§ **GOAL OF THE EXERCISE**:
Word for word, restate every line of the material.

═══ DATA PROVIDED ═══

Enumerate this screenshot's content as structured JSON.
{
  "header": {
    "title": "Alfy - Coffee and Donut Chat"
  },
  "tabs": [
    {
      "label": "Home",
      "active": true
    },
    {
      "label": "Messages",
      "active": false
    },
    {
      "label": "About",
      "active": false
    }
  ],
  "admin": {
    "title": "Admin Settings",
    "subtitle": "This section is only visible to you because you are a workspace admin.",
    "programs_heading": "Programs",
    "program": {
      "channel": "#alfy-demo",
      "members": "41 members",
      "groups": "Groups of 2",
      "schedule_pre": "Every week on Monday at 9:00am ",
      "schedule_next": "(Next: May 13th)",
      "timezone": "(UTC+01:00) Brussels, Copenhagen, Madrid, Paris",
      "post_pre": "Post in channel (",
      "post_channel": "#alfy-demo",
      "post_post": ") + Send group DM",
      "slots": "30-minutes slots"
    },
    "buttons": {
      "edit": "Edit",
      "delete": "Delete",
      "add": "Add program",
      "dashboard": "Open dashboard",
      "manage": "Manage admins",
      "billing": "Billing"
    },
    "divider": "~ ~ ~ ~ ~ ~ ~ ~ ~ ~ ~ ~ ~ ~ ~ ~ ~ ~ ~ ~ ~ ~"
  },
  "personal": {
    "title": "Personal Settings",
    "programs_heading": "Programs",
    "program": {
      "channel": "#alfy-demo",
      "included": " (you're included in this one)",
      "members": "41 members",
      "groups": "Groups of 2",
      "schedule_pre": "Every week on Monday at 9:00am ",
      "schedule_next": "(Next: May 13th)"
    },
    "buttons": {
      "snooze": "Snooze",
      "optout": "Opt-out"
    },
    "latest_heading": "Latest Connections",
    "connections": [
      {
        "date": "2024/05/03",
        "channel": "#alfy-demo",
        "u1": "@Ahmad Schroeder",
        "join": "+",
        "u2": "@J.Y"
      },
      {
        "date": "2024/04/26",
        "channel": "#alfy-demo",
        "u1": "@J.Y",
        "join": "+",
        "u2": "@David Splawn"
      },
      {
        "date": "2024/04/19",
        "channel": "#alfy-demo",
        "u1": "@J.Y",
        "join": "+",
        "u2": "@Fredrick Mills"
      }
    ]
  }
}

═══

§ **PROBLEM SOLUTION**:
Enumerate this screenshot's content as structured JSON.
{
  "header": {
    "title": "Alfy - Coffee and Donut Chat"
  },
  "tabs": [
    {
      "label": "Home",
      "active": true
    },
    {
      "label": "Messages",
      "active": false
    },
    {
      "label": "About",
      "active": false
    }
  ],
  "admin": {
    "title": "Admin Settings",
    "subtitle": "This section is only visible to you because you are a workspace admin.",
    "programs_heading": "Programs",
    "program": {
      "channel": "#alfy-demo",
      "members": "41 members",
      "groups": "Groups of 2",
      "schedule_pre": "Every week on Monday at 9:00am ",
      "schedule_next": "(Next: May 13th)",
      "timezone": "(UTC+01:00) Brussels, Copenhagen, Madrid, Paris",
      "post_pre": "Post in channel (",
      "post_channel": "#alfy-demo",
      "post_post": ") + Send group DM",
      "slots": "30-minutes slots"
    },
    "buttons": {
      "edit": "Edit",
      "delete": "Delete",
      "add": "Add program",
      "dashboard": "Open dashboard",
      "manage": "Manage admins",
      "billing": "Billing"
    },
    "divider": "~ ~ ~ ~ ~ ~ ~ ~ ~ ~ ~ ~ ~ ~ ~ ~ ~ ~ ~ ~ ~ ~"
  },
  "personal": {
    "title": "Personal Settings",
    "programs_heading": "Programs",
    "program": {
      "channel": "#alfy-demo",
      "included": " (you're included in this one)",
      "members": "41 members",
      "groups": "Groups of 2",
      "schedule_pre": "Every week on Monday at 9:00am ",
      "schedule_next": "(Next: May 13th)"
    },
    "buttons": {
      "snooze": "Snooze",
      "optout": "Opt-out"
    },
    "latest_heading": "Latest Connections",
    "connections": [
      {
        "date": "2024/05/03",
        "channel": "#alfy-demo",
        "u1": "@Ahmad Schroeder",
        "join": "+",
        "u2": "@J.Y"
      },
      {
        "date": "2024/04/26",
        "channel": "#alfy-demo",
        "u1": "@J.Y",
        "join": "+",
        "u2": "@David Splawn"
      },
      {
        "date": "2024/04/19",
        "channel": "#alfy-demo",
        "u1": "@J.Y",
        "join": "+",
        "u2": "@Fredrick Mills"
      }
    ]
  }
}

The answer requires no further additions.